Tâches à réaliser:
(1) Transcrire fidèlement le passage de l'entretien sur le rap au Togo qui va de « C’est pour toutes » jusqu'à « sont-elles perçues ? ».
(2) Reproduire mot pour mot, parmi les enregistrements, uniquement les lignes allant de celle qui contient « q1-option-a: A． 春节——中国人庆祝传统新年的社会实践 » jusqu'à celle qui contient « page-number: 第 9 », bornes incluses.

Segment de texte:
= = = = =

C’est pour toutes ces raisons que j’ai voulu aborder ce sujet. Bien sûr, un titre ne peut pas tout changer, mais si en m’écoutant certaines jeunes filles décident de penser à elles en premier ou certains garçons réfléchissent aux conséquences de leurs actes, j’aurais déjà tout gagné !
Quels messages souhaites-tu véhiculer à travers ta musique ?
J’écris avant tout pour que les jeunes comme moi se reconnaissent dans mes textes. Je ne cherche pas à faire passer un message à chaque fois, tout dépend de « l’inspi ». La musique sert aussi à distraire. Donc je parle de mon vécu, de nos vécus, du vécu des gens qui m’entourent et si ça donne fait réfléchir quelques-un.e.s, tant mieux ! Sinon, l’important c’est qu’elles/ils « bougent la tête » en rythme !
A quoi ressemble la scène rap féminine au Togo ? Comment les rappeuses sont-elles perçues ?
En fait, l’expression « rap féminin » m’indispose assez. Elle montre bien à quoi ressemble la scène rap : les hommes font du rap et les femmes font du « rap féminin !

= = = = =

Enregistrements d'annotation spatiale:
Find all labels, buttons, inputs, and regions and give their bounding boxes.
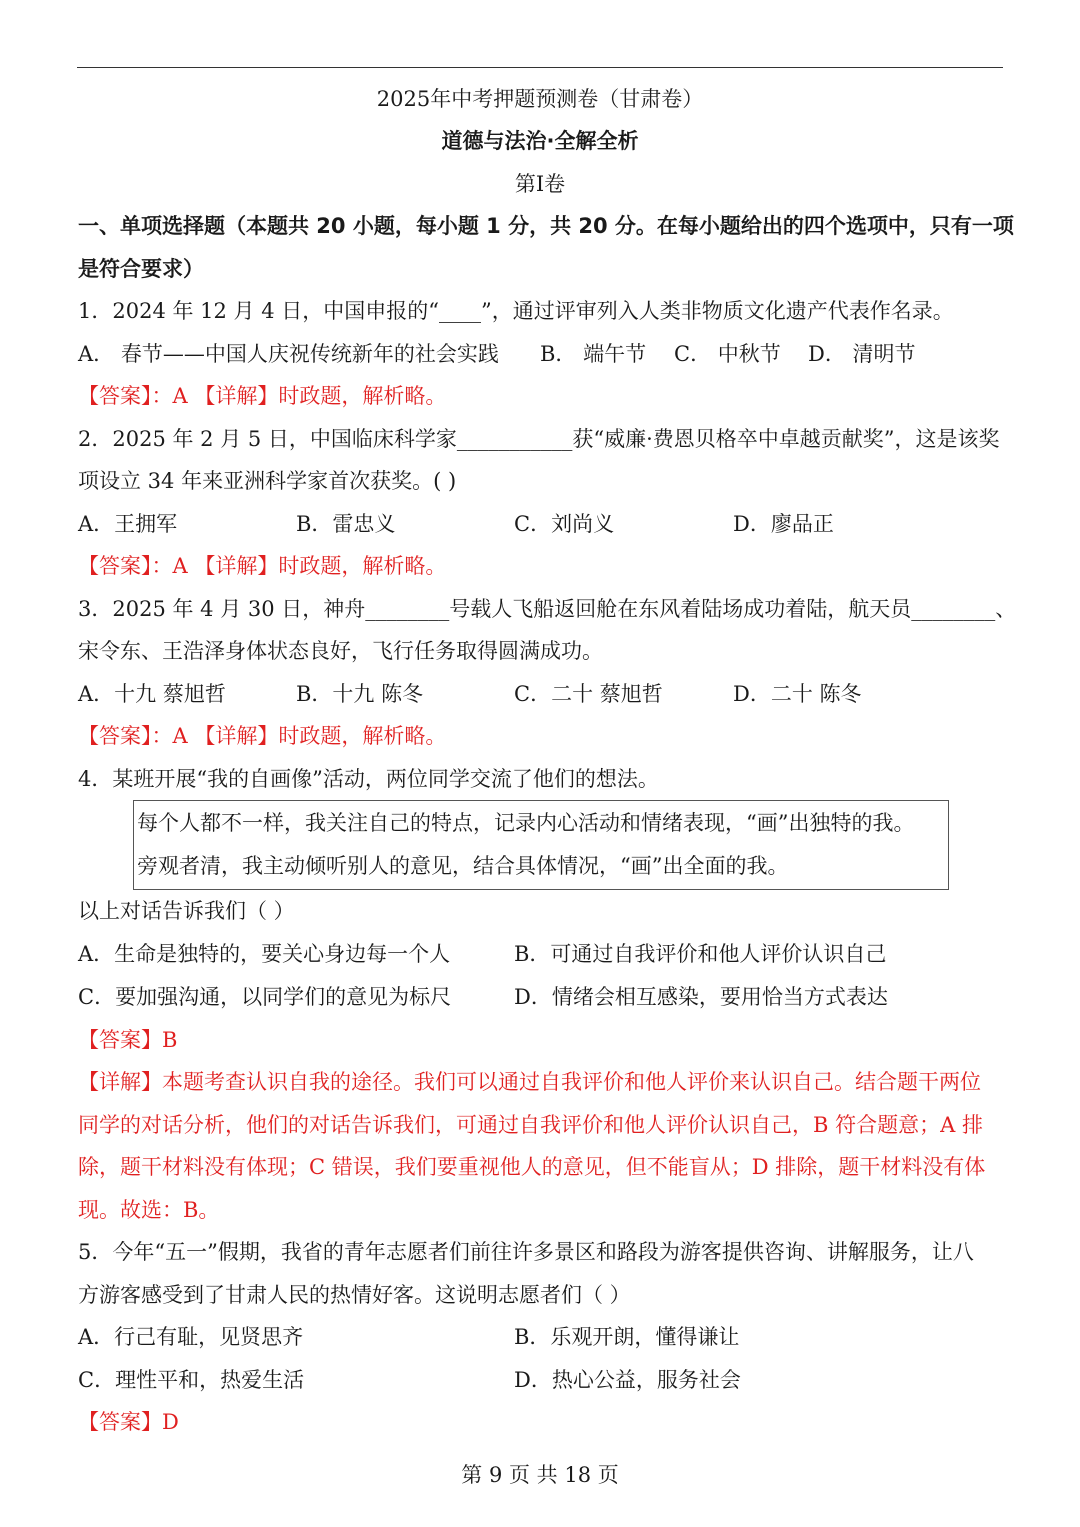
q1-option-a: A． 春节——中国人庆祝传统新年的社会实践 bbox=[78, 342, 499, 366]
q5-stem-line1: 5．今年“五一”假期，我省的青年志愿者们前往许多景区和路段为游客提供咨询、讲解服务，让八 bbox=[78, 1240, 974, 1264]
q1-stem: 1．2024 年 12 月 4 日，中国申报的“____”，通过评审列入人类非物质文化遗产代表作名录。 bbox=[78, 299, 954, 323]
q3-option-d: D．二十 陈冬 bbox=[733, 682, 862, 706]
q4-dialogue-line1: 每个人都不一样，我关注自己的特点，记录内心活动和情绪表现，“画”出独特的我。 bbox=[137, 811, 915, 835]
q2-option-d: D．廖品正 bbox=[733, 512, 834, 536]
volume-label: 第I卷 bbox=[514, 172, 566, 196]
q3-option-a: A．十九 蔡旭哲 bbox=[78, 682, 226, 706]
q4-option-c: C．要加强沟通，以同学们的意见为标尺 bbox=[78, 985, 452, 1009]
q3-stem-line1: 3．2025 年 4 月 30 日，神舟________号载人飞船返回舱在东风着陆场成功着陆，航天员________、 bbox=[78, 597, 1017, 621]
q5-stem-line2: 方游客感受到了甘肃人民的热情好客。这说明志愿者们（ ） bbox=[78, 1283, 631, 1307]
q4-option-a: A．生命是独特的，要关心身边每一个人 bbox=[78, 942, 451, 966]
q4-explain-line2: 同学的对话分析，他们的对话告诉我们，可通过自我评价和他人评价认识自己，B 符合题意；A 排 bbox=[78, 1113, 983, 1137]
q2-answer: 【答案】：A 【详解】时政题，解析略。 bbox=[78, 554, 447, 578]
q5-option-d: D．热心公益，服务社会 bbox=[514, 1368, 741, 1392]
q5-option-a: A．行己有耻，见贤思齐 bbox=[78, 1325, 304, 1349]
q2-stem-line1: 2．2025 年 2 月 5 日，中国临床科学家___________获“威廉·费恩贝格卒中卓越贡献奖”，这是该奖 bbox=[78, 427, 1000, 451]
q4-explain-line4: 现。故选：B。 bbox=[78, 1198, 220, 1222]
q2-option-c: C．刘尚义 bbox=[514, 512, 615, 536]
q3-option-c: C．二十 蔡旭哲 bbox=[514, 682, 663, 706]
q3-stem-line2: 宋令东、王浩泽身体状态良好，飞行任务取得圆满成功。 bbox=[78, 639, 603, 663]
q4-option-b: B．可通过自我评价和他人评价认识自己 bbox=[514, 942, 887, 966]
q3-option-b: B．十九 陈冬 bbox=[296, 682, 424, 706]
q4-dialogue-box bbox=[133, 800, 949, 890]
page-number: 第 9 页 共 18 页 bbox=[461, 1463, 619, 1487]
q3-answer: 【答案】：A 【详解】时政题，解析略。 bbox=[78, 724, 447, 748]
q2-option-b: B．雷忠义 bbox=[296, 512, 396, 536]
q4-option-d: D．情绪会相互感染，要用恰当方式表达 bbox=[514, 985, 888, 1009]
q2-stem-line2: 项设立 34 年来亚洲科学家首次获奖。( ) bbox=[78, 469, 457, 493]
q4-stem: 4．某班开展“我的自画像”活动，两位同学交流了他们的想法。 bbox=[78, 767, 659, 791]
section-heading-line1: 一、单项选择题（本题共 20 小题，每小题 1 分，共 20 分。在每小题给出的四个选项中，只有一项 bbox=[78, 214, 1014, 238]
q1-option-d: D． 清明节 bbox=[808, 342, 916, 366]
q4-answer: 【答案】B bbox=[78, 1028, 178, 1052]
q4-explain-line3: 除，题干材料没有体现；C 错误，我们要重视他人的意见，但不能盲从；D 排除，题干材料没有体 bbox=[78, 1155, 986, 1179]
q2-option-a: A．王拥军 bbox=[78, 512, 178, 536]
section-heading-line2: 是符合要求） bbox=[78, 257, 204, 281]
q1-option-b: B． 端午节 bbox=[540, 342, 647, 366]
q4-explain-line1: 【详解】本题考查认识自我的途径。我们可以通过自我评价和他人评价来认识自己。结合题干两位 bbox=[78, 1070, 981, 1094]
doc-subtitle: 道德与法治·全解全析 bbox=[441, 129, 639, 153]
header-rule bbox=[77, 67, 1003, 68]
q5-option-c: C．理性平和，热爱生活 bbox=[78, 1368, 305, 1392]
q4-dialogue-line2: 旁观者清，我主动倾听别人的意见，结合具体情况，“画”出全面的我。 bbox=[137, 854, 789, 878]
doc-title: 2025年中考押题预测卷（甘肃卷） bbox=[376, 87, 704, 111]
q1-answer: 【答案】：A 【详解】时政题，解析略。 bbox=[78, 384, 447, 408]
q1-option-c: C． 中秋节 bbox=[674, 342, 781, 366]
q5-option-b: B．乐观开朗，懂得谦让 bbox=[514, 1325, 740, 1349]
q5-answer: 【答案】D bbox=[78, 1410, 179, 1434]
q4-prompt: 以上对话告诉我们（ ） bbox=[78, 899, 295, 923]
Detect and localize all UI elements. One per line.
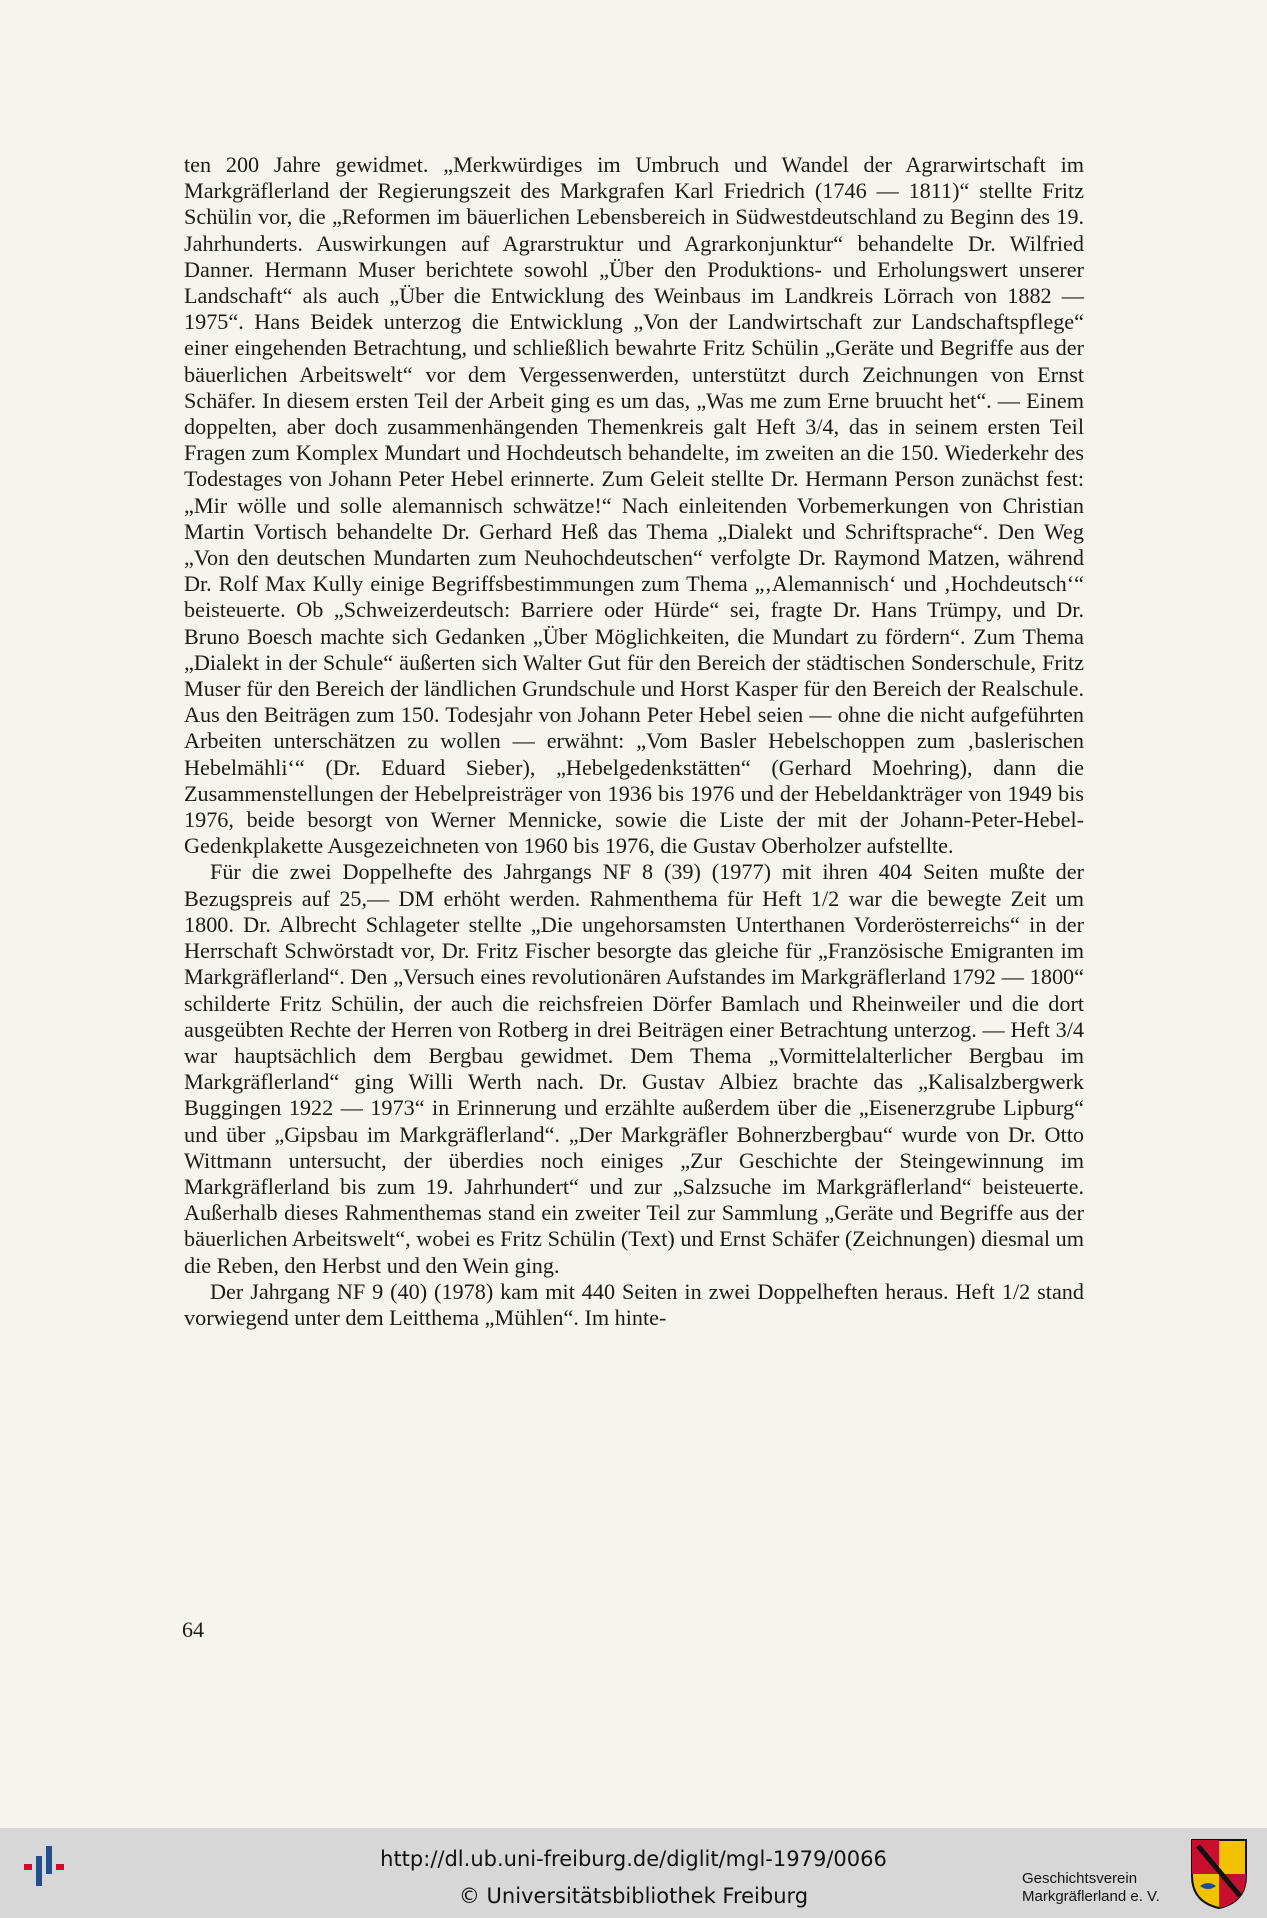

= = = = =

Résultats des tâches:
(1)
C’est pour toutes ces raisons que j’ai voulu aborder ce sujet. Bien sûr, un titre ne peut pas tout changer, mais si en m’écoutant certaines jeunes filles décident de penser à elles en premier ou certains garçons réfléchissent aux conséquences de leurs actes, j’aurais déjà tout gagné !
Quels messages souhaites-tu véhiculer à travers ta musique ?
J’écris avant tout pour que les jeunes comme moi se reconnaissent dans mes textes. Je ne cherche pas à faire passer un message à chaque fois, tout dépend de « l’inspi ». La musique sert aussi à distraire. Donc je parle de mon vécu, de nos vécus, du vécu des gens qui m’entourent et si ça donne fait réfléchir quelques-un.e.s, tant mieux ! Sinon, l’important c’est qu’elles/ils « bougent la tête » en rythme !
A quoi ressemble la scène rap féminine au Togo ? Comment les rappeuses sont-elles perçues ?

(2)
q1-option-a: A． 春节——中国人庆祝传统新年的社会实践 bbox=[78, 342, 499, 366]
q5-stem-line1: 5．今年“五一”假期，我省的青年志愿者们前往许多景区和路段为游客提供咨询、讲解服务，让八 bbox=[78, 1240, 974, 1264]
q1-stem: 1．2024 年 12 月 4 日，中国申报的“____”，通过评审列入人类非物质文化遗产代表作名录。 bbox=[78, 299, 954, 323]
q3-option-d: D．二十 陈冬 bbox=[733, 682, 862, 706]
q4-dialogue-line1: 每个人都不一样，我关注自己的特点，记录内心活动和情绪表现，“画”出独特的我。 bbox=[137, 811, 915, 835]
q2-option-d: D．廖品正 bbox=[733, 512, 834, 536]
volume-label: 第I卷 bbox=[514, 172, 566, 196]
q3-option-a: A．十九 蔡旭哲 bbox=[78, 682, 226, 706]
q4-option-c: C．要加强沟通，以同学们的意见为标尺 bbox=[78, 985, 452, 1009]
q3-stem-line1: 3．2025 年 4 月 30 日，神舟________号载人飞船返回舱在东风着陆场成功着陆，航天员________、 bbox=[78, 597, 1017, 621]
q5-stem-line2: 方游客感受到了甘肃人民的热情好客。这说明志愿者们（ ） bbox=[78, 1283, 631, 1307]
q4-option-a: A．生命是独特的，要关心身边每一个人 bbox=[78, 942, 451, 966]
q4-explain-line2: 同学的对话分析，他们的对话告诉我们，可通过自我评价和他人评价认识自己，B 符合题意；A 排 bbox=[78, 1113, 983, 1137]
q2-answer: 【答案】：A 【详解】时政题，解析略。 bbox=[78, 554, 447, 578]
q5-option-d: D．热心公益，服务社会 bbox=[514, 1368, 741, 1392]
q5-option-a: A．行己有耻，见贤思齐 bbox=[78, 1325, 304, 1349]
q2-stem-line1: 2．2025 年 2 月 5 日，中国临床科学家___________获“威廉·费恩贝格卒中卓越贡献奖”，这是该奖 bbox=[78, 427, 1000, 451]
q4-explain-line4: 现。故选：B。 bbox=[78, 1198, 220, 1222]
q2-option-c: C．刘尚义 bbox=[514, 512, 615, 536]
q3-option-c: C．二十 蔡旭哲 bbox=[514, 682, 663, 706]
q3-stem-line2: 宋令东、王浩泽身体状态良好，飞行任务取得圆满成功。 bbox=[78, 639, 603, 663]
q4-option-b: B．可通过自我评价和他人评价认识自己 bbox=[514, 942, 887, 966]
q3-option-b: B．十九 陈冬 bbox=[296, 682, 424, 706]
q4-dialogue-box bbox=[133, 800, 949, 890]
page-number: 第 9 页 共 18 页 bbox=[461, 1463, 619, 1487]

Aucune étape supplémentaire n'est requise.